━━ Records for the exercise

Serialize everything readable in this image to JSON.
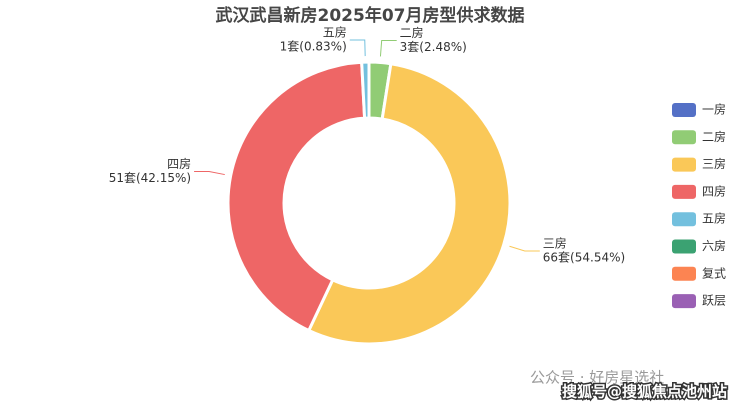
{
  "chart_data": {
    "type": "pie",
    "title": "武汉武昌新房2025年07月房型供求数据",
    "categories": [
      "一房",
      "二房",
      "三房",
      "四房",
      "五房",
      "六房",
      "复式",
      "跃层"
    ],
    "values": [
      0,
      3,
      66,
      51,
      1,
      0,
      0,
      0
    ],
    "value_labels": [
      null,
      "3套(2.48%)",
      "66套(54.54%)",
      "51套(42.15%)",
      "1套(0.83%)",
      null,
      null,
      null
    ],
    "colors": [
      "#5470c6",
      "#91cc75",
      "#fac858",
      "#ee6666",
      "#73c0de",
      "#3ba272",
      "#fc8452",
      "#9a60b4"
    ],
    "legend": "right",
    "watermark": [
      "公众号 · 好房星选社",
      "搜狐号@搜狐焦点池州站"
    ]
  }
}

━━━━
━━ Records for the exercise

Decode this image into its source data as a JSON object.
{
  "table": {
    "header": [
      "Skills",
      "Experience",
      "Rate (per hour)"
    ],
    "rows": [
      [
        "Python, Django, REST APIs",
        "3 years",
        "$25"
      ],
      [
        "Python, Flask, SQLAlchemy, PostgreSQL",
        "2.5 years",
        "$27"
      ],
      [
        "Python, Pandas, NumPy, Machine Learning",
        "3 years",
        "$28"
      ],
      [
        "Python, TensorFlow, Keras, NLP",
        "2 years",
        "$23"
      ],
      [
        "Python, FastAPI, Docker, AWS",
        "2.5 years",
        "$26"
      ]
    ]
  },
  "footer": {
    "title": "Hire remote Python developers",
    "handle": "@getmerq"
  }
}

━━━━
━━ Records for the exercise

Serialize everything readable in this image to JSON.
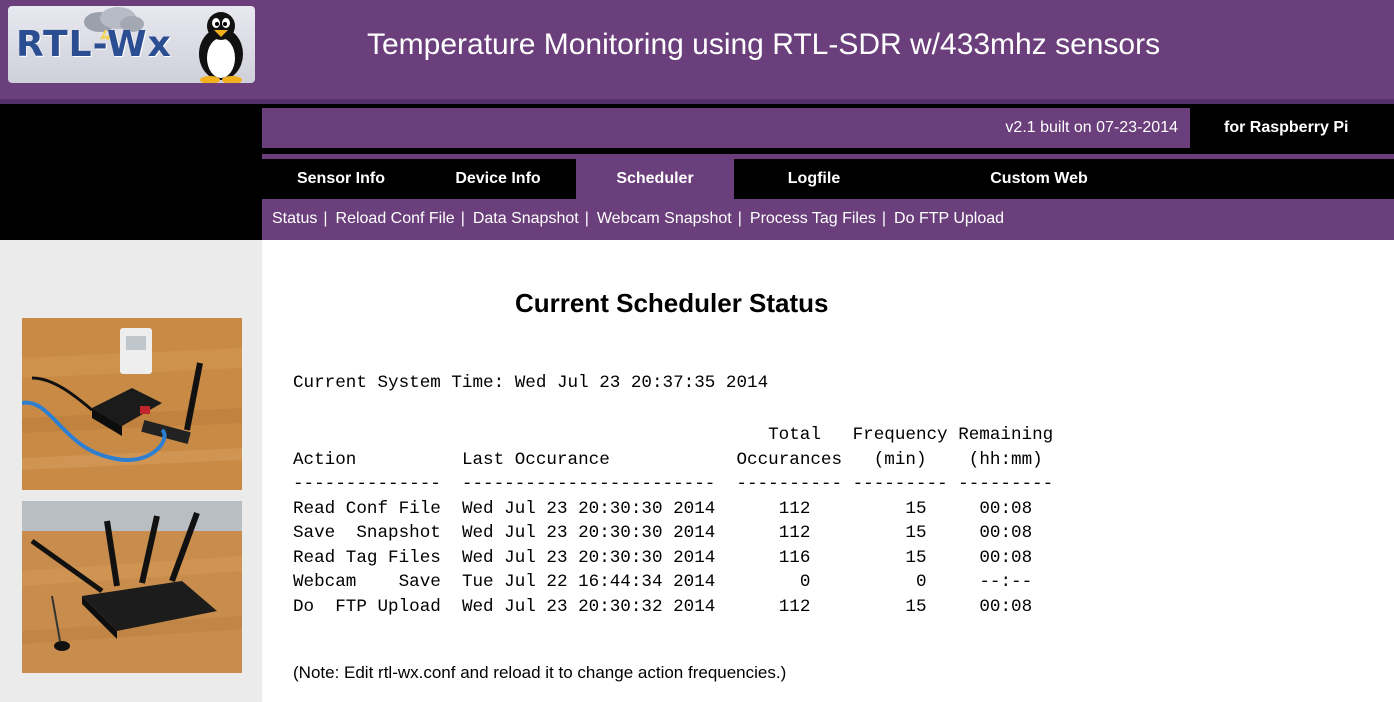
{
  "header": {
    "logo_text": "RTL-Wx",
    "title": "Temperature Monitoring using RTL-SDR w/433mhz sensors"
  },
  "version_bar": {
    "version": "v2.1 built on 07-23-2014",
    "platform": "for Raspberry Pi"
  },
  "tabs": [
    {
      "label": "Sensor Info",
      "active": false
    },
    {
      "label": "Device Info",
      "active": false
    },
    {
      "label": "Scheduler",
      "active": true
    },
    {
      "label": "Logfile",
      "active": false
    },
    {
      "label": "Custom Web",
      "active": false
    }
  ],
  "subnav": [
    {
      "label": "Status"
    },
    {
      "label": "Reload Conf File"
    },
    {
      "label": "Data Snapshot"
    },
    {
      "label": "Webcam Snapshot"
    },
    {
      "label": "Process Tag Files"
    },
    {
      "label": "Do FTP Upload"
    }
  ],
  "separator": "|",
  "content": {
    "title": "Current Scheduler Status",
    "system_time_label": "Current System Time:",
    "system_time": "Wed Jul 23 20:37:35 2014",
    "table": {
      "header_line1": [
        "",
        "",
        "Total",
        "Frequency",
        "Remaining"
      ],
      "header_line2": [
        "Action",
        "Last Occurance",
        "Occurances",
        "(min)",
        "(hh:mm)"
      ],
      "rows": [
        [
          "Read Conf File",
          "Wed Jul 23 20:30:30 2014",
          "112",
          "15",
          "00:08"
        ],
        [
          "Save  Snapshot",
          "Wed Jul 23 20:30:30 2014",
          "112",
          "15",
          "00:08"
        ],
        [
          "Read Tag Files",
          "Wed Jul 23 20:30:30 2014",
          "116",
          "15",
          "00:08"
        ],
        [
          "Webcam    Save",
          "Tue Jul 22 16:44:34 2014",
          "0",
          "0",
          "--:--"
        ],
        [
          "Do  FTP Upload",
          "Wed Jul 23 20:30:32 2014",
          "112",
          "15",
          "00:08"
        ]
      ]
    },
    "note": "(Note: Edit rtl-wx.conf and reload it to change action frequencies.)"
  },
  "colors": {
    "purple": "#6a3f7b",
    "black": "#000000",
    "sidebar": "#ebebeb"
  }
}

━━━━

Task:
Go through the lines above. Select every one that has the string "Current".

The response:
    "title": "Current Scheduler Status",
    "system_time_label": "Current System Time:",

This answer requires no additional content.